[Records from a data source]
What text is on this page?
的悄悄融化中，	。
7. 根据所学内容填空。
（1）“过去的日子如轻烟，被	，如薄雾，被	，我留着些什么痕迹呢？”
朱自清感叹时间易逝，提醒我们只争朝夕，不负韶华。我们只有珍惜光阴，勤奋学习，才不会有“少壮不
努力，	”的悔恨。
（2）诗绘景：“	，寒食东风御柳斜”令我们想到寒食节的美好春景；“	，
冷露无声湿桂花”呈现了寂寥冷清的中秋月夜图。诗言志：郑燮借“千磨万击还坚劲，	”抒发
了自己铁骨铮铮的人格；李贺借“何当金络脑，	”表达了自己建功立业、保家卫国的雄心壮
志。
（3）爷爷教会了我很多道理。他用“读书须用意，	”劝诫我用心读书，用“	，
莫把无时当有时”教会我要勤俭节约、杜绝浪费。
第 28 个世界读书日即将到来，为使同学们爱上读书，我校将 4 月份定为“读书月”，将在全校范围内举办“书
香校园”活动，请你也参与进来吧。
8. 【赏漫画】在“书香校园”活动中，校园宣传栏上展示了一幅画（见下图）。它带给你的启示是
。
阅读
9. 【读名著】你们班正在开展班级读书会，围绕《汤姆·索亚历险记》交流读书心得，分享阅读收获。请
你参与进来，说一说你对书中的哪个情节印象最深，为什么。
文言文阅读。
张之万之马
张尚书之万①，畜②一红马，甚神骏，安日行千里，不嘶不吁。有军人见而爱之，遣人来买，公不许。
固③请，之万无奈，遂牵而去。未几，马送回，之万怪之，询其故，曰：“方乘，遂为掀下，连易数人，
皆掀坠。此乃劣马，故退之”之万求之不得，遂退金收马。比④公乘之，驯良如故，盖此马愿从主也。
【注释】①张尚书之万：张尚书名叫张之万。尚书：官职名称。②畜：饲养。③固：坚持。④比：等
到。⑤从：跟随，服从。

* **DIRECTION**
Repeat the material in full, exactly as it stands.

* **EXERCISE OUTPUT**
What text is on this page?
的悄悄融化中，	。
7. 根据所学内容填空。
（1）“过去的日子如轻烟，被	，如薄雾，被	，我留着些什么痕迹呢？”
朱自清感叹时间易逝，提醒我们只争朝夕，不负韶华。我们只有珍惜光阴，勤奋学习，才不会有“少壮不
努力，	”的悔恨。
（2）诗绘景：“	，寒食东风御柳斜”令我们想到寒食节的美好春景；“	，
冷露无声湿桂花”呈现了寂寥冷清的中秋月夜图。诗言志：郑燮借“千磨万击还坚劲，	”抒发
了自己铁骨铮铮的人格；李贺借“何当金络脑，	”表达了自己建功立业、保家卫国的雄心壮
志。
（3）爷爷教会了我很多道理。他用“读书须用意，	”劝诫我用心读书，用“	，
莫把无时当有时”教会我要勤俭节约、杜绝浪费。
第 28 个世界读书日即将到来，为使同学们爱上读书，我校将 4 月份定为“读书月”，将在全校范围内举办“书
香校园”活动，请你也参与进来吧。
8. 【赏漫画】在“书香校园”活动中，校园宣传栏上展示了一幅画（见下图）。它带给你的启示是
。
阅读
9. 【读名著】你们班正在开展班级读书会，围绕《汤姆·索亚历险记》交流读书心得，分享阅读收获。请
你参与进来，说一说你对书中的哪个情节印象最深，为什么。
文言文阅读。
张之万之马
张尚书之万①，畜②一红马，甚神骏，安日行千里，不嘶不吁。有军人见而爱之，遣人来买，公不许。
固③请，之万无奈，遂牵而去。未几，马送回，之万怪之，询其故，曰：“方乘，遂为掀下，连易数人，
皆掀坠。此乃劣马，故退之”之万求之不得，遂退金收马。比④公乘之，驯良如故，盖此马愿从主也。
【注释】①张尚书之万：张尚书名叫张之万。尚书：官职名称。②畜：饲养。③固：坚持。④比：等
到。⑤从：跟随，服从。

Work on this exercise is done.